● Work to complete
Set each entry down verbatim, omitting images.

-- Begin --

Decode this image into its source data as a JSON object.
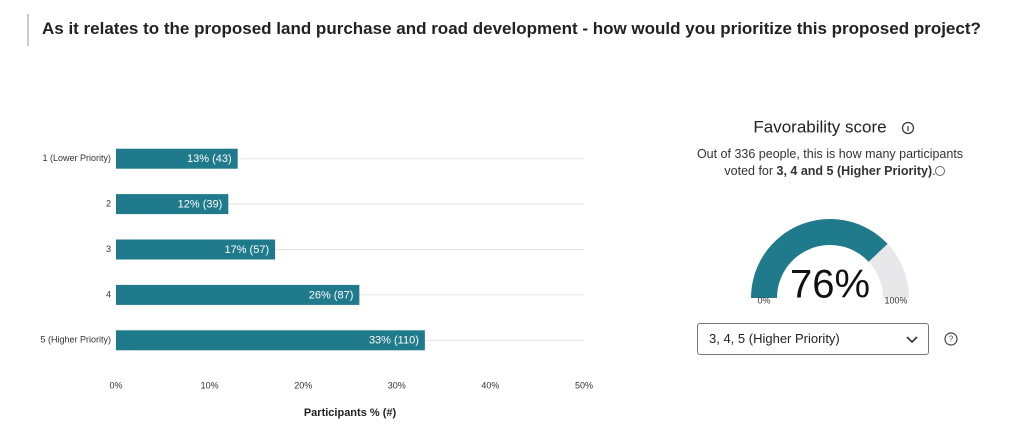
{
  "title": "As it relates to the proposed land purchase and road development - how would you prioritize this proposed project?",
  "chart_data": [
    {
      "type": "bar",
      "orientation": "horizontal",
      "categories": [
        "1 (Lower Priority)",
        "2",
        "3",
        "4",
        "5 (Higher Priority)"
      ],
      "values": [
        13,
        12,
        17,
        26,
        33
      ],
      "value_labels": [
        "13% (43)",
        "12% (39)",
        "17% (57)",
        "26% (87)",
        "33% (110)"
      ],
      "color": "#1f7a8c",
      "xlim": [
        0,
        50
      ],
      "xticks": [
        {
          "value": 0,
          "label": "0%"
        },
        {
          "value": 10,
          "label": "10%"
        },
        {
          "value": 20,
          "label": "20%"
        },
        {
          "value": 30,
          "label": "30%"
        },
        {
          "value": 40,
          "label": "40%"
        },
        {
          "value": 50,
          "label": "50%"
        }
      ],
      "xlabel": "Participants % (#)",
      "grid": true
    },
    {
      "type": "gauge",
      "title": "Favorability score",
      "value": 76,
      "value_label": "76%",
      "color": "#1f7a8c",
      "range": [
        {
          "value": 0,
          "label": "0%"
        },
        {
          "value": 100,
          "label": "100%"
        }
      ]
    }
  ],
  "favorability": {
    "description_start": "Out of 336 people, this is how many participants voted for ",
    "description_bold": "3, 4 and 5 (Higher Priority)",
    "description_end": ".",
    "dropdown": "3, 4, 5 (Higher Priority)"
  }
}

-- End --

● Answer to the exercise
Decode this image into its source data as a JSON object.
{
  "title": "As it relates to the proposed land purchase and road development - how would you prioritize this proposed project?",
  "chart_data": [
    {
      "type": "bar",
      "orientation": "horizontal",
      "categories": [
        "1 (Lower Priority)",
        "2",
        "3",
        "4",
        "5 (Higher Priority)"
      ],
      "values": [
        13,
        12,
        17,
        26,
        33
      ],
      "value_labels": [
        "13% (43)",
        "12% (39)",
        "17% (57)",
        "26% (87)",
        "33% (110)"
      ],
      "color": "#1f7a8c",
      "xlim": [
        0,
        50
      ],
      "xticks": [
        {
          "value": 0,
          "label": "0%"
        },
        {
          "value": 10,
          "label": "10%"
        },
        {
          "value": 20,
          "label": "20%"
        },
        {
          "value": 30,
          "label": "30%"
        },
        {
          "value": 40,
          "label": "40%"
        },
        {
          "value": 50,
          "label": "50%"
        }
      ],
      "xlabel": "Participants % (#)",
      "grid": true
    },
    {
      "type": "gauge",
      "title": "Favorability score",
      "value": 76,
      "value_label": "76%",
      "color": "#1f7a8c",
      "range": [
        {
          "value": 0,
          "label": "0%"
        },
        {
          "value": 100,
          "label": "100%"
        }
      ]
    }
  ],
  "favorability": {
    "description_start": "Out of 336 people, this is how many participants voted for ",
    "description_bold": "3, 4 and 5 (Higher Priority)",
    "description_end": ".",
    "dropdown": "3, 4, 5 (Higher Priority)"
  }
}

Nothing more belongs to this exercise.